Request
Tally the lines in the listing below that include "ProRealTime". Answer with the count and nothing more.

Data listing
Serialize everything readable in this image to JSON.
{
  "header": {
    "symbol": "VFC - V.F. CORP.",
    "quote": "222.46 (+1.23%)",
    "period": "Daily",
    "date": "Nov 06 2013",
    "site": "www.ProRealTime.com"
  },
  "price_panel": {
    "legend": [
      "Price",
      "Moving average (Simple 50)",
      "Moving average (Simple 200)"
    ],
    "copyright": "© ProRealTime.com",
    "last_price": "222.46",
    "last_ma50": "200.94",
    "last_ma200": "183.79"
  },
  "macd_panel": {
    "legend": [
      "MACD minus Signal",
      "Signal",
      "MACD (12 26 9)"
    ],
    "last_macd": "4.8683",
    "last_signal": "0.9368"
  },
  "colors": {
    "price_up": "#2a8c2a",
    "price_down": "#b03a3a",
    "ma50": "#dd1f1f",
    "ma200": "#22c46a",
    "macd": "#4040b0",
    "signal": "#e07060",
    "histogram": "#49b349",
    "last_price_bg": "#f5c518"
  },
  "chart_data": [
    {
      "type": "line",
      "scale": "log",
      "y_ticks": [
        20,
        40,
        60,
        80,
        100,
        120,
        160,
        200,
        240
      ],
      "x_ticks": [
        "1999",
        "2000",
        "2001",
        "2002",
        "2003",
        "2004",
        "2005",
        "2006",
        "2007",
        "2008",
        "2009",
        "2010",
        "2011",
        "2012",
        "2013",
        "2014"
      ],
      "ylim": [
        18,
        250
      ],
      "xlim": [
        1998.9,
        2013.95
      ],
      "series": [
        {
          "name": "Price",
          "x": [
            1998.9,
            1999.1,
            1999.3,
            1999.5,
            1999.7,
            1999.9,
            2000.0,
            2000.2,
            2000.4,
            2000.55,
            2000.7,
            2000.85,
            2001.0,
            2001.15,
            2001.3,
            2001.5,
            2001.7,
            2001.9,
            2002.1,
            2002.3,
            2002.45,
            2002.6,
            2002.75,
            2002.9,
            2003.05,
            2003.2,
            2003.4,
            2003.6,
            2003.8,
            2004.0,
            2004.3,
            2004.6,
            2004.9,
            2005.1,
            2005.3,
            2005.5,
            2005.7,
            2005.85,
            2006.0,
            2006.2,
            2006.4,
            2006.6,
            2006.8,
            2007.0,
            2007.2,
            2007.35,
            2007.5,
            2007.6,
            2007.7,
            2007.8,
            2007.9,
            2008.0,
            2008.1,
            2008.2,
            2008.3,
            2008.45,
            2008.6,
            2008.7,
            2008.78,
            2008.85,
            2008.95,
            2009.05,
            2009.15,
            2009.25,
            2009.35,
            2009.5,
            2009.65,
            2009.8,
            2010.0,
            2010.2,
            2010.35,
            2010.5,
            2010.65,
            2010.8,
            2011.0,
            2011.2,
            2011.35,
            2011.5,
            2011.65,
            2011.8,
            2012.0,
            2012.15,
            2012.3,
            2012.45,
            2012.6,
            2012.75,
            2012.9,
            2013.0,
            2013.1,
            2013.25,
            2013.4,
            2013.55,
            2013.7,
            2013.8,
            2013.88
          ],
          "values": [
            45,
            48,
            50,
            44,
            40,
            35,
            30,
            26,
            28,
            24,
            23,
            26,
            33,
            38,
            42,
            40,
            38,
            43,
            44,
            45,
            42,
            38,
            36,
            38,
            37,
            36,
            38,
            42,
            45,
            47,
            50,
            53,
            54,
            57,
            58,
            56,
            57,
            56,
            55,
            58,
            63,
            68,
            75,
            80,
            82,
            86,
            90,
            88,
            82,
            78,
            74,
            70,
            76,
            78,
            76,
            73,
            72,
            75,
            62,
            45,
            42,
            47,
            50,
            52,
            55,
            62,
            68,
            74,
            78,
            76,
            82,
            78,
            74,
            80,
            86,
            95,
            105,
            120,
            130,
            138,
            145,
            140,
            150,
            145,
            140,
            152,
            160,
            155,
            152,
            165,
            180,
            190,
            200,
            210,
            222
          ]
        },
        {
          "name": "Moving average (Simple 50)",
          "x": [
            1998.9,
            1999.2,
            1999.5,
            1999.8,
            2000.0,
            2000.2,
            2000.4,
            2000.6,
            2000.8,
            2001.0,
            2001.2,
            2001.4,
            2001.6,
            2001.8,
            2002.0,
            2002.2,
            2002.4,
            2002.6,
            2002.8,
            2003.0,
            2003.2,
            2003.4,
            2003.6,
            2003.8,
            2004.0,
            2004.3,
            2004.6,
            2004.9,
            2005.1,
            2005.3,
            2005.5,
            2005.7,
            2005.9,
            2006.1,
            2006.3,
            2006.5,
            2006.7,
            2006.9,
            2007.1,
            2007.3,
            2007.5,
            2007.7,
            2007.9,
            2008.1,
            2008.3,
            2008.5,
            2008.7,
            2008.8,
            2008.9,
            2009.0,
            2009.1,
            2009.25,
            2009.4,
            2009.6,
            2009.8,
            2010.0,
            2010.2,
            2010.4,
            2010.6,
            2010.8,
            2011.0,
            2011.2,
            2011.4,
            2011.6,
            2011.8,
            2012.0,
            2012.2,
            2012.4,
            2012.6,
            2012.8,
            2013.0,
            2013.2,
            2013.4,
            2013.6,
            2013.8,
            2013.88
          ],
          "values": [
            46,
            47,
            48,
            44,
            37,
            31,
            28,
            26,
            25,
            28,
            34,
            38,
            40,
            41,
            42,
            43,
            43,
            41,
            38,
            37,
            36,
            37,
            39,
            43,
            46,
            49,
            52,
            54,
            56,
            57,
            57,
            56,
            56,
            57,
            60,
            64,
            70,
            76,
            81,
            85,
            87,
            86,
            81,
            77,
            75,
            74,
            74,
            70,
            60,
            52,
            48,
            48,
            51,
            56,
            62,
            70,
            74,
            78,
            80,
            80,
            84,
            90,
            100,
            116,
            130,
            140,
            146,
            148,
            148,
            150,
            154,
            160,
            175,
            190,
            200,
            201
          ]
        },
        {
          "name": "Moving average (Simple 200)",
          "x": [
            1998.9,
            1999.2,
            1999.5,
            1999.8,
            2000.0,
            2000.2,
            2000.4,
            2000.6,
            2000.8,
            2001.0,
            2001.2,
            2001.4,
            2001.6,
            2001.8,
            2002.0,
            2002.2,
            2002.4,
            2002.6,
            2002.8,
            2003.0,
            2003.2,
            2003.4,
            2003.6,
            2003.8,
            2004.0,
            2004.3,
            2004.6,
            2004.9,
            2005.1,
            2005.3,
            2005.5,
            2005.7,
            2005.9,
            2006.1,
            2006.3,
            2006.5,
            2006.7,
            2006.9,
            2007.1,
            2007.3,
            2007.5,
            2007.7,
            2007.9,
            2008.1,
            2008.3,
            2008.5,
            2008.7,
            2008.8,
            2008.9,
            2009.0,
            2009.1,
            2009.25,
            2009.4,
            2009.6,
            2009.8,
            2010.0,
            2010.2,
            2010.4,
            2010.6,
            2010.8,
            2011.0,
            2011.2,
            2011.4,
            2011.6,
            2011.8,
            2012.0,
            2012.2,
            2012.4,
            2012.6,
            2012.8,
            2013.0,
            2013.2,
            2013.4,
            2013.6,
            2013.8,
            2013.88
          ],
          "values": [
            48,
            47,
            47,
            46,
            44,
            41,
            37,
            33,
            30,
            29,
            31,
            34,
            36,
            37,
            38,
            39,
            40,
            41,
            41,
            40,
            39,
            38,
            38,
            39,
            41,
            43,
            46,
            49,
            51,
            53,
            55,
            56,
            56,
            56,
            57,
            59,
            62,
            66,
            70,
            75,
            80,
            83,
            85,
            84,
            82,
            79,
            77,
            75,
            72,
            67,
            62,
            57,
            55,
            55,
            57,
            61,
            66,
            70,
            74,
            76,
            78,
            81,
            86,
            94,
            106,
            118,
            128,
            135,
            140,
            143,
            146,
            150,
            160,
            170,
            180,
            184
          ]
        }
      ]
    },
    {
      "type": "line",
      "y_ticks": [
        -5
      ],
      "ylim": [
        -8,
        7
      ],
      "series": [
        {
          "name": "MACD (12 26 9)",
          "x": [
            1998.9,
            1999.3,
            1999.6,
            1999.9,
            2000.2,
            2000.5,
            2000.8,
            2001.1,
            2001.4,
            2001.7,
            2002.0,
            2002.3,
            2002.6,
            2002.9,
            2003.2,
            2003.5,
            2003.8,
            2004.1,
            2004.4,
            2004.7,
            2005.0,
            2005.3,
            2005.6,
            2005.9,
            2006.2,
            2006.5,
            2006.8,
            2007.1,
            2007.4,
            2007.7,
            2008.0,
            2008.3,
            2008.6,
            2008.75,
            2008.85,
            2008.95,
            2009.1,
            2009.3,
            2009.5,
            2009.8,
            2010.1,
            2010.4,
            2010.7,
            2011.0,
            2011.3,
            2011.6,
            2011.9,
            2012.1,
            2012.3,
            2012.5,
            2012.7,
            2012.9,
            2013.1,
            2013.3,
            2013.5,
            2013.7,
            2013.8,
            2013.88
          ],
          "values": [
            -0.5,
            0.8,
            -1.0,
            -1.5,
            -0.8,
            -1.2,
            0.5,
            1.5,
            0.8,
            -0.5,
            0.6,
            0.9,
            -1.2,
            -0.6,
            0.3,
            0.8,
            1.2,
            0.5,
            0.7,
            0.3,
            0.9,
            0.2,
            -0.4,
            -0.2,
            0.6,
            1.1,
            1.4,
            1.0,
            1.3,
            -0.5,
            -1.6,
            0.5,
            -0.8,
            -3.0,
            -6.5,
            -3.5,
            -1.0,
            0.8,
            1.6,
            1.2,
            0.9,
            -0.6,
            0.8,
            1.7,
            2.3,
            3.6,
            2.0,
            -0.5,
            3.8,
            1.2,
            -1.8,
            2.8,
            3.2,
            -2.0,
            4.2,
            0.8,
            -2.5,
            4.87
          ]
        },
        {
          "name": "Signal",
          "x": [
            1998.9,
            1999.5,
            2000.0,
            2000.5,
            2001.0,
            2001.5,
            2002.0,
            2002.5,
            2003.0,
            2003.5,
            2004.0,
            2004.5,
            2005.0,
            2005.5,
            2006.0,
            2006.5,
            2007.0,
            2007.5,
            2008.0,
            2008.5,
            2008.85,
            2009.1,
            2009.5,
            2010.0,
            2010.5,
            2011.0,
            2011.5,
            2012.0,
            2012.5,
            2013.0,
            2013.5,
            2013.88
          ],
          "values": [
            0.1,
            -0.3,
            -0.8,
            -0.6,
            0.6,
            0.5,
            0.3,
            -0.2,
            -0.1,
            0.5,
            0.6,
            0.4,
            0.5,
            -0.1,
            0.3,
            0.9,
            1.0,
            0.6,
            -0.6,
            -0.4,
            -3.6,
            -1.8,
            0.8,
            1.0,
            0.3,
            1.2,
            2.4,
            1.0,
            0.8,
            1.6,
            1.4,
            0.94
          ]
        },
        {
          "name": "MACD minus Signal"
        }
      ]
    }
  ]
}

Exercise result
2